_EXERCISE OBJECTIVE_
Identify each line holding the string "title" and copy it.

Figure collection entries

________________________

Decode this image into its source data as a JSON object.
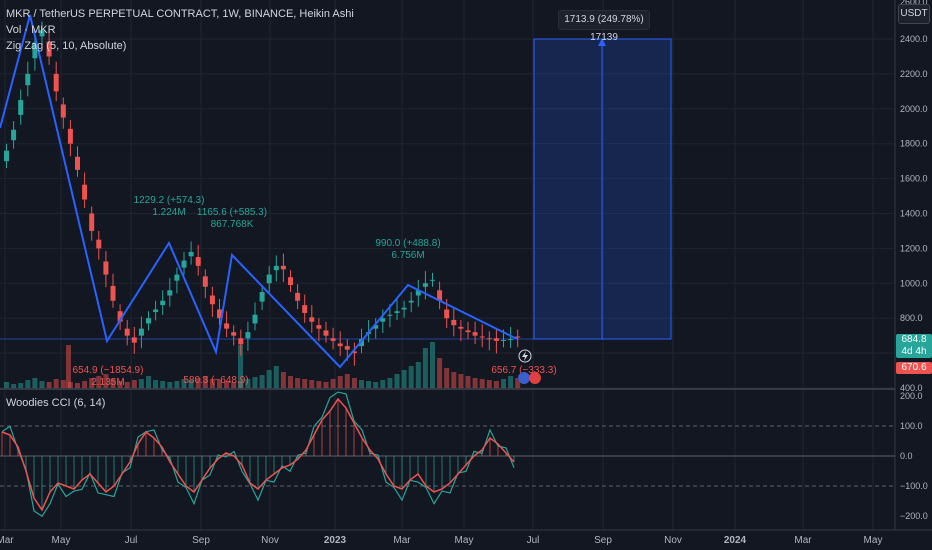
{
  "legend": {
    "title": "MKR / TetherUS PERPETUAL CONTRACT, 1W, BINANCE, Heikin Ashi",
    "volume": "Vol · MKR",
    "zigzag": "Zig Zag (5, 10, Absolute)"
  },
  "oscillator": {
    "title": "Woodies CCI (6, 14)"
  },
  "currency": "USDT",
  "price_axis": [
    "2400.0",
    "2200.0",
    "2000.0",
    "1800.0",
    "1600.0",
    "1400.0",
    "1200.0",
    "1000.0",
    "800.0",
    "600.0",
    "400.0"
  ],
  "price_axis_top": "2600.0",
  "osc_axis": [
    "200.0",
    "100.0",
    "0.0",
    "−100.0",
    "−200.0"
  ],
  "time_axis": [
    "Mar",
    "May",
    "Jul",
    "Sep",
    "Nov",
    "2023",
    "Mar",
    "May",
    "Jul",
    "Sep",
    "Nov",
    "2024",
    "Mar",
    "May"
  ],
  "price_tags": {
    "last": "684.8",
    "countdown": "4d 4h",
    "low": "670.6"
  },
  "range_box": {
    "label": "1713.9 (249.78%) 17139"
  },
  "zigzag_labels": [
    {
      "l1": "1229.2 (+574.3)",
      "l2": "1.224M"
    },
    {
      "l1": "1165.6 (+585.3)",
      "l2": "867.768K"
    },
    {
      "l1": "990.0 (+488.8)",
      "l2": "6.756M"
    },
    {
      "l1": "654.9 (−1854.9)",
      "l2": "2.135M"
    },
    {
      "l1": "580.3 (−648.9)",
      "l2": ""
    },
    {
      "l1": "656.7 (−333.3)",
      "l2": ""
    }
  ],
  "colors": {
    "up": "#26a69a",
    "down": "#ef5350",
    "zigzag": "#2962ff",
    "cci_turbo": "#26a69a",
    "cci_main": "#ef5350"
  }
}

________________________

_WRITTEN ANSWER_
    "title": "MKR / TetherUS PERPETUAL CONTRACT, 1W, BINANCE, Heikin Ashi",
    "title": "Woodies CCI (6, 14)"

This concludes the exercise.